— INSTRUCTIONS FOR THE TASK —
Retype all of the listing exactly, passing over any picture you find.

[Start of PROVIDED ENTRIES]

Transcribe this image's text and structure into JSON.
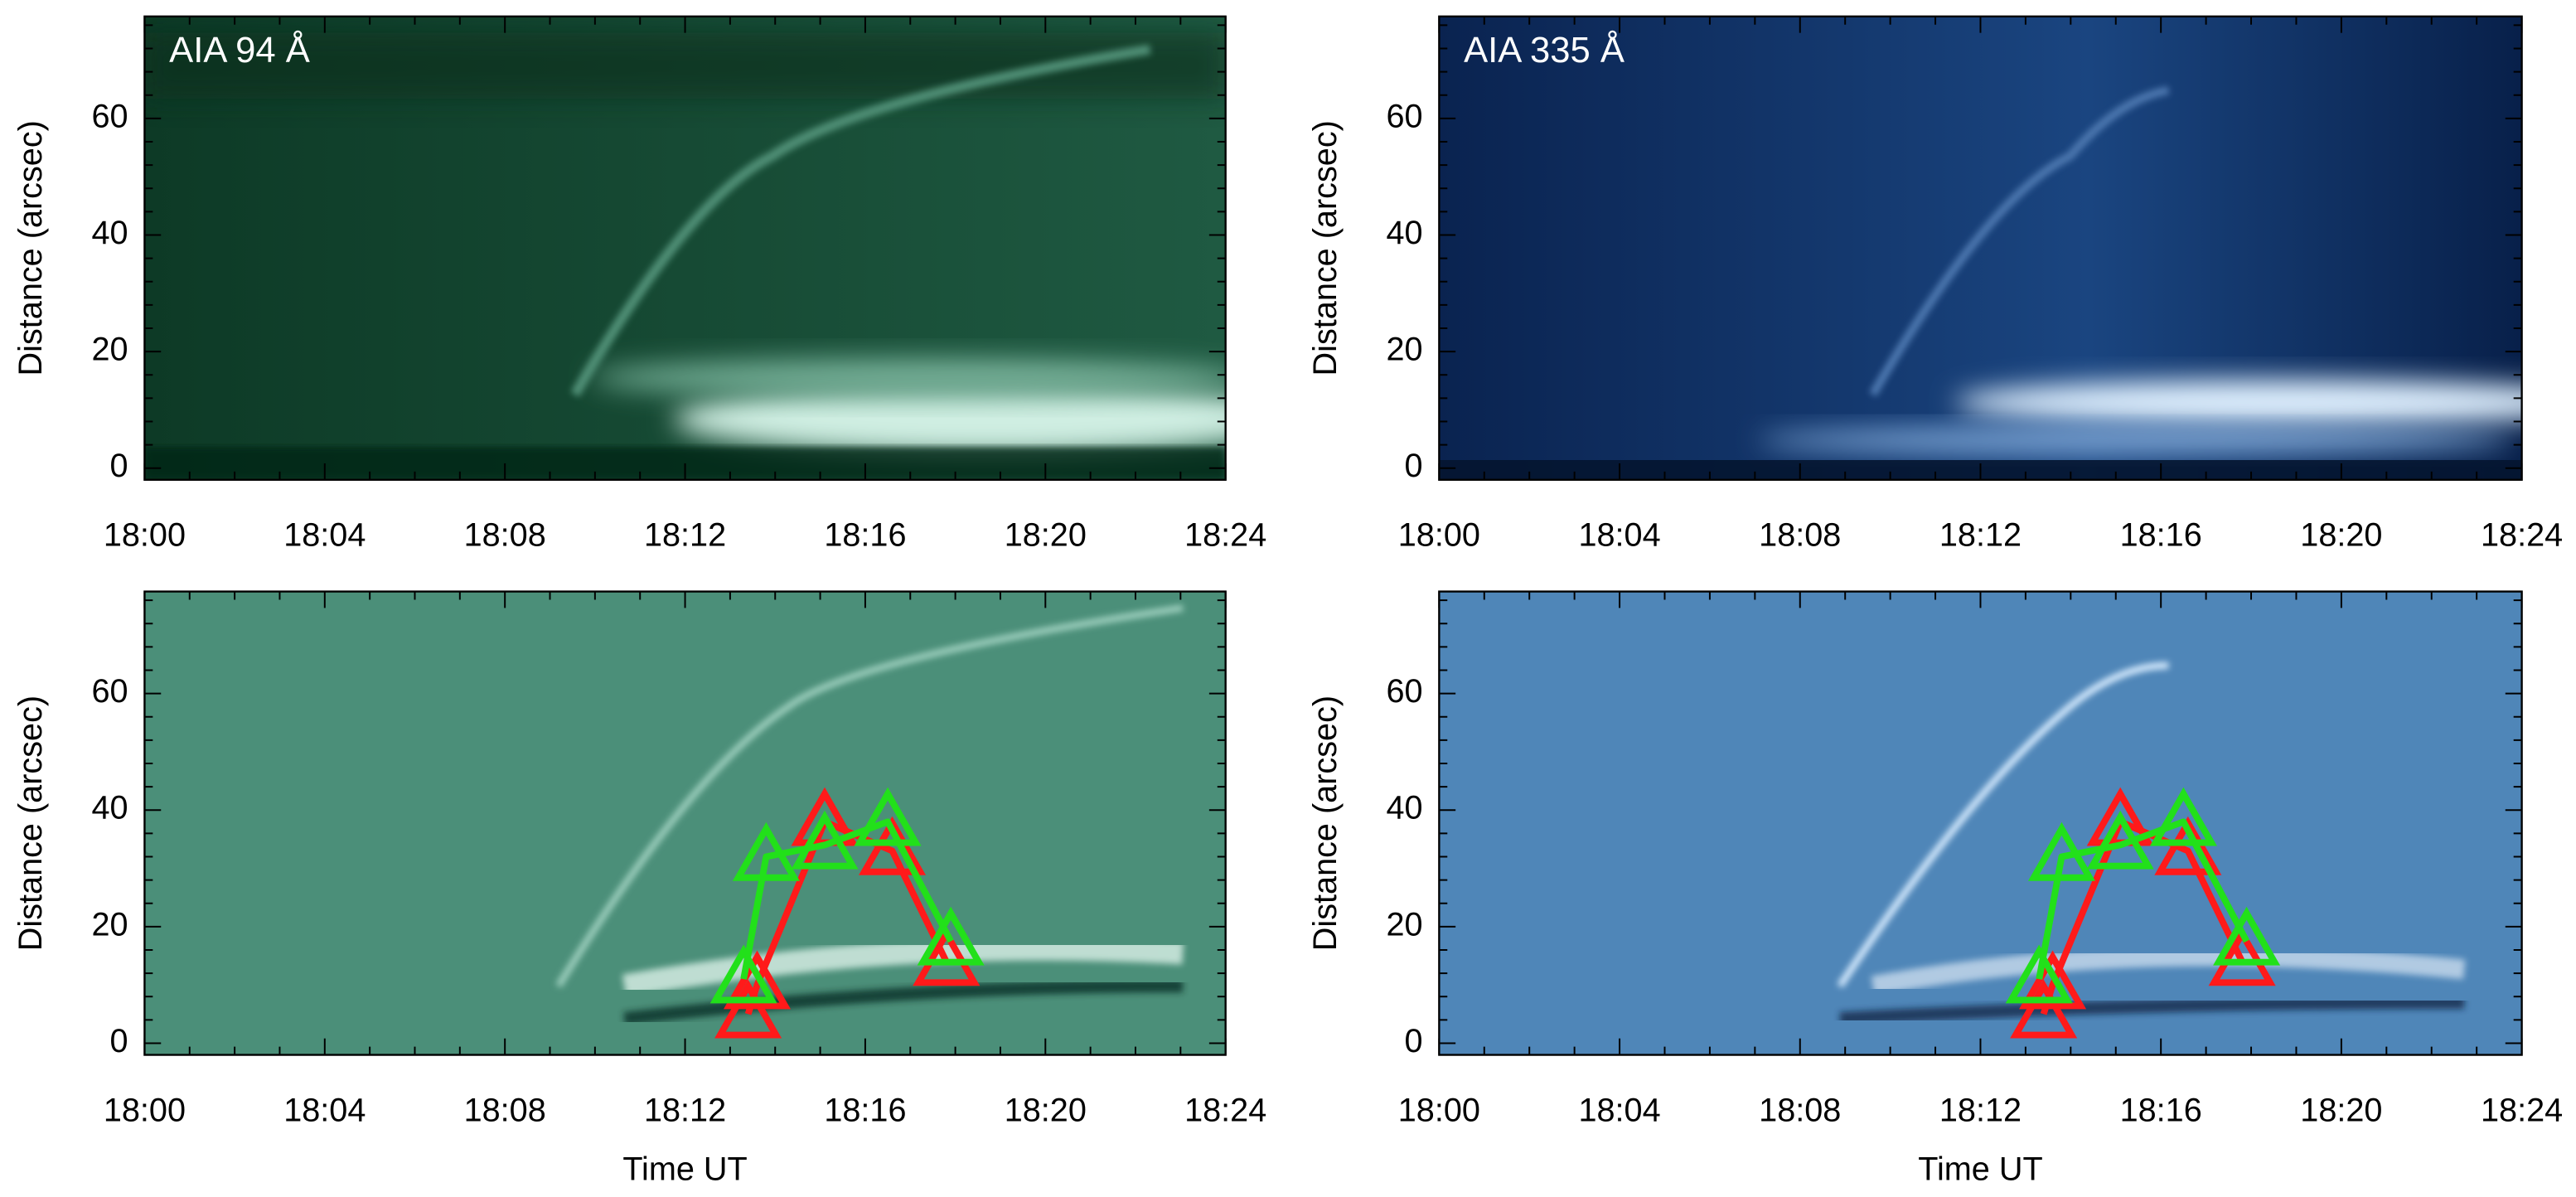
{
  "chart_data": [
    {
      "type": "image",
      "title": "AIA 94 Å",
      "ylabel": "Distance (arcsec)",
      "xlim": [
        0,
        24
      ],
      "xticks": [
        {
          "value": 0,
          "label": "18:00"
        },
        {
          "value": 4,
          "label": "18:04"
        },
        {
          "value": 8,
          "label": "18:08"
        },
        {
          "value": 12,
          "label": "18:12"
        },
        {
          "value": 16,
          "label": "18:16"
        },
        {
          "value": 20,
          "label": "18:20"
        },
        {
          "value": 24,
          "label": "18:24"
        }
      ],
      "ylim": [
        -2,
        77.5
      ],
      "yticks": [
        0,
        20,
        40,
        60
      ]
    },
    {
      "type": "image",
      "title": "AIA 335 Å",
      "ylabel": "Distance (arcsec)",
      "xlim": [
        0,
        24
      ],
      "xticks": [
        {
          "value": 0,
          "label": "18:00"
        },
        {
          "value": 4,
          "label": "18:04"
        },
        {
          "value": 8,
          "label": "18:08"
        },
        {
          "value": 12,
          "label": "18:12"
        },
        {
          "value": 16,
          "label": "18:16"
        },
        {
          "value": 20,
          "label": "18:20"
        },
        {
          "value": 24,
          "label": "18:24"
        }
      ],
      "ylim": [
        -2,
        77.5
      ],
      "yticks": [
        0,
        20,
        40,
        60
      ]
    },
    {
      "type": "image",
      "ylabel": "Distance (arcsec)",
      "xlabel": "Time UT",
      "xlim": [
        0,
        24
      ],
      "xticks": [
        {
          "value": 0,
          "label": "18:00"
        },
        {
          "value": 4,
          "label": "18:04"
        },
        {
          "value": 8,
          "label": "18:08"
        },
        {
          "value": 12,
          "label": "18:12"
        },
        {
          "value": 16,
          "label": "18:16"
        },
        {
          "value": 20,
          "label": "18:20"
        },
        {
          "value": 24,
          "label": "18:24"
        }
      ],
      "ylim": [
        -2,
        77.5
      ],
      "yticks": [
        0,
        20,
        40,
        60
      ],
      "series": [
        {
          "color": "#ff1a1a",
          "x": [
            13.4,
            13.6,
            15.1,
            16.6,
            17.8
          ],
          "values": [
            5,
            10,
            38,
            33,
            14
          ]
        },
        {
          "color": "#22e01a",
          "x": [
            13.3,
            13.8,
            15.1,
            16.5,
            17.9
          ],
          "values": [
            11,
            32,
            34,
            38,
            17.5
          ]
        }
      ]
    },
    {
      "type": "image",
      "ylabel": "Distance (arcsec)",
      "xlabel": "Time UT",
      "xlim": [
        0,
        24
      ],
      "xticks": [
        {
          "value": 0,
          "label": "18:00"
        },
        {
          "value": 4,
          "label": "18:04"
        },
        {
          "value": 8,
          "label": "18:08"
        },
        {
          "value": 12,
          "label": "18:12"
        },
        {
          "value": 16,
          "label": "18:16"
        },
        {
          "value": 20,
          "label": "18:20"
        },
        {
          "value": 24,
          "label": "18:24"
        }
      ],
      "ylim": [
        -2,
        77.5
      ],
      "yticks": [
        0,
        20,
        40,
        60
      ],
      "series": [
        {
          "color": "#ff1a1a",
          "x": [
            13.4,
            13.6,
            15.1,
            16.6,
            17.8
          ],
          "values": [
            5,
            10,
            38,
            33,
            14
          ]
        },
        {
          "color": "#22e01a",
          "x": [
            13.3,
            13.8,
            15.1,
            16.5,
            17.9
          ],
          "values": [
            11,
            32,
            34,
            38,
            17.5
          ]
        }
      ]
    }
  ]
}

[End of PROVIDED ENTRIES]

— SOLUTION TO THE PROBLEM —
Transcribe this image's text and structure into JSON.
{
  "chart_data": [
    {
      "type": "image",
      "title": "AIA 94 Å",
      "ylabel": "Distance (arcsec)",
      "xlim": [
        0,
        24
      ],
      "xticks": [
        {
          "value": 0,
          "label": "18:00"
        },
        {
          "value": 4,
          "label": "18:04"
        },
        {
          "value": 8,
          "label": "18:08"
        },
        {
          "value": 12,
          "label": "18:12"
        },
        {
          "value": 16,
          "label": "18:16"
        },
        {
          "value": 20,
          "label": "18:20"
        },
        {
          "value": 24,
          "label": "18:24"
        }
      ],
      "ylim": [
        -2,
        77.5
      ],
      "yticks": [
        0,
        20,
        40,
        60
      ]
    },
    {
      "type": "image",
      "title": "AIA 335 Å",
      "ylabel": "Distance (arcsec)",
      "xlim": [
        0,
        24
      ],
      "xticks": [
        {
          "value": 0,
          "label": "18:00"
        },
        {
          "value": 4,
          "label": "18:04"
        },
        {
          "value": 8,
          "label": "18:08"
        },
        {
          "value": 12,
          "label": "18:12"
        },
        {
          "value": 16,
          "label": "18:16"
        },
        {
          "value": 20,
          "label": "18:20"
        },
        {
          "value": 24,
          "label": "18:24"
        }
      ],
      "ylim": [
        -2,
        77.5
      ],
      "yticks": [
        0,
        20,
        40,
        60
      ]
    },
    {
      "type": "image",
      "ylabel": "Distance (arcsec)",
      "xlabel": "Time UT",
      "xlim": [
        0,
        24
      ],
      "xticks": [
        {
          "value": 0,
          "label": "18:00"
        },
        {
          "value": 4,
          "label": "18:04"
        },
        {
          "value": 8,
          "label": "18:08"
        },
        {
          "value": 12,
          "label": "18:12"
        },
        {
          "value": 16,
          "label": "18:16"
        },
        {
          "value": 20,
          "label": "18:20"
        },
        {
          "value": 24,
          "label": "18:24"
        }
      ],
      "ylim": [
        -2,
        77.5
      ],
      "yticks": [
        0,
        20,
        40,
        60
      ],
      "series": [
        {
          "color": "#ff1a1a",
          "x": [
            13.4,
            13.6,
            15.1,
            16.6,
            17.8
          ],
          "values": [
            5,
            10,
            38,
            33,
            14
          ]
        },
        {
          "color": "#22e01a",
          "x": [
            13.3,
            13.8,
            15.1,
            16.5,
            17.9
          ],
          "values": [
            11,
            32,
            34,
            38,
            17.5
          ]
        }
      ]
    },
    {
      "type": "image",
      "ylabel": "Distance (arcsec)",
      "xlabel": "Time UT",
      "xlim": [
        0,
        24
      ],
      "xticks": [
        {
          "value": 0,
          "label": "18:00"
        },
        {
          "value": 4,
          "label": "18:04"
        },
        {
          "value": 8,
          "label": "18:08"
        },
        {
          "value": 12,
          "label": "18:12"
        },
        {
          "value": 16,
          "label": "18:16"
        },
        {
          "value": 20,
          "label": "18:20"
        },
        {
          "value": 24,
          "label": "18:24"
        }
      ],
      "ylim": [
        -2,
        77.5
      ],
      "yticks": [
        0,
        20,
        40,
        60
      ],
      "series": [
        {
          "color": "#ff1a1a",
          "x": [
            13.4,
            13.6,
            15.1,
            16.6,
            17.8
          ],
          "values": [
            5,
            10,
            38,
            33,
            14
          ]
        },
        {
          "color": "#22e01a",
          "x": [
            13.3,
            13.8,
            15.1,
            16.5,
            17.9
          ],
          "values": [
            11,
            32,
            34,
            38,
            17.5
          ]
        }
      ]
    }
  ]
}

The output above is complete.